### To be done
Below is a listing; reproduce each line of it exactly.

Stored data

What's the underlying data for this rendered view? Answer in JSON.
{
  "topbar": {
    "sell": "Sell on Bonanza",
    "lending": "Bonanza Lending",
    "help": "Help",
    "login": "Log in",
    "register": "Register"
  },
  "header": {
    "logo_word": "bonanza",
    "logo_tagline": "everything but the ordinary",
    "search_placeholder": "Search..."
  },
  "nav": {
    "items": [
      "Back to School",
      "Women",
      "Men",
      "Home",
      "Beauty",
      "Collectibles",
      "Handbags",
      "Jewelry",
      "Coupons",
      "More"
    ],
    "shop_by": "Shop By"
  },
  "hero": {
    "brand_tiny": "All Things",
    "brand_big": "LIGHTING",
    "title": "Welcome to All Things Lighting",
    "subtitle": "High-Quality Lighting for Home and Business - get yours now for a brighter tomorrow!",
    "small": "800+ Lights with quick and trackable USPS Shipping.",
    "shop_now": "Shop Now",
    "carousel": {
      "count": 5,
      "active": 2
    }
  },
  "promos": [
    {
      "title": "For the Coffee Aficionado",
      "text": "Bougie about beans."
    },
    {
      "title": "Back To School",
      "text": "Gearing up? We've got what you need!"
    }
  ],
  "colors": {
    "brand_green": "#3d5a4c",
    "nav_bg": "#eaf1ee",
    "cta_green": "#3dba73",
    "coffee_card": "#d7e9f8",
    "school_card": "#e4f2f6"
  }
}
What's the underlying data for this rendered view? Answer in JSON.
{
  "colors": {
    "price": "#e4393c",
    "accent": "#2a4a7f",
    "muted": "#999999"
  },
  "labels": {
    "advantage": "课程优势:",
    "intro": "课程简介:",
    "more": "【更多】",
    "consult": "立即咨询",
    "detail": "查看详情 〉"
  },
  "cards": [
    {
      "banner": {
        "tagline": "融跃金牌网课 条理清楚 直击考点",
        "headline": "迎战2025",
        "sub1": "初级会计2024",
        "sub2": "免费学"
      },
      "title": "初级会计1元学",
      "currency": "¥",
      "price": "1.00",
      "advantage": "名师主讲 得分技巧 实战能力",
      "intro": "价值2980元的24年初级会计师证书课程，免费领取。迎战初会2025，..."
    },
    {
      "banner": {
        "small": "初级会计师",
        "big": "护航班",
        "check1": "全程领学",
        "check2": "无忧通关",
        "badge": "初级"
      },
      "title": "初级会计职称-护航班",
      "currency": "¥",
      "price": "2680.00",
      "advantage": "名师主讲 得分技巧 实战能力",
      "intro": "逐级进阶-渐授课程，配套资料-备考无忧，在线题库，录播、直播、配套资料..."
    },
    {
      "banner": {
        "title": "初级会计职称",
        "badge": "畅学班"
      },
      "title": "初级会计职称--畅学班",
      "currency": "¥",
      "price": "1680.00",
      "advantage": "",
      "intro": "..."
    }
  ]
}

### Final result
What's the underlying data for this rendered view? Answer in JSON.
{
  "topbar": {
    "sell": "Sell on Bonanza",
    "lending": "Bonanza Lending",
    "help": "Help",
    "login": "Log in",
    "register": "Register"
  },
  "header": {
    "logo_word": "bonanza",
    "logo_tagline": "everything but the ordinary",
    "search_placeholder": "Search..."
  },
  "nav": {
    "items": [
      "Back to School",
      "Women",
      "Men",
      "Home",
      "Beauty",
      "Collectibles",
      "Handbags",
      "Jewelry",
      "Coupons",
      "More"
    ],
    "shop_by": "Shop By"
  },
  "hero": {
    "brand_tiny": "All Things",
    "brand_big": "LIGHTING",
    "title": "Welcome to All Things Lighting",
    "subtitle": "High-Quality Lighting for Home and Business - get yours now for a brighter tomorrow!",
    "small": "800+ Lights with quick and trackable USPS Shipping.",
    "shop_now": "Shop Now",
    "carousel": {
      "count": 5,
      "active": 2
    }
  },
  "promos": [
    {
      "title": "For the Coffee Aficionado",
      "text": "Bougie about beans."
    },
    {
      "title": "Back To School",
      "text": "Gearing up? We've got what you need!"
    }
  ],
  "colors": {
    "brand_green": "#3d5a4c",
    "nav_bg": "#eaf1ee",
    "cta_green": "#3dba73",
    "coffee_card": "#d7e9f8",
    "school_card": "#e4f2f6"
  }
}
What's the underlying data for this rendered view? Answer in JSON.
{
  "colors": {
    "price": "#e4393c",
    "accent": "#2a4a7f",
    "muted": "#999999"
  },
  "labels": {
    "advantage": "课程优势:",
    "intro": "课程简介:",
    "more": "【更多】",
    "consult": "立即咨询",
    "detail": "查看详情 〉"
  },
  "cards": [
    {
      "banner": {
        "tagline": "融跃金牌网课 条理清楚 直击考点",
        "headline": "迎战2025",
        "sub1": "初级会计2024",
        "sub2": "免费学"
      },
      "title": "初级会计1元学",
      "currency": "¥",
      "price": "1.00",
      "advantage": "名师主讲 得分技巧 实战能力",
      "intro": "价值2980元的24年初级会计师证书课程，免费领取。迎战初会2025，..."
    },
    {
      "banner": {
        "small": "初级会计师",
        "big": "护航班",
        "check1": "全程领学",
        "check2": "无忧通关",
        "badge": "初级"
      },
      "title": "初级会计职称-护航班",
      "currency": "¥",
      "price": "2680.00",
      "advantage": "名师主讲 得分技巧 实战能力",
      "intro": "逐级进阶-渐授课程，配套资料-备考无忧，在线题库，录播、直播、配套资料..."
    },
    {
      "banner": {
        "title": "初级会计职称",
        "badge": "畅学班"
      },
      "title": "初级会计职称--畅学班",
      "currency": "¥",
      "price": "1680.00",
      "advantage": "",
      "intro": "..."
    }
  ]
}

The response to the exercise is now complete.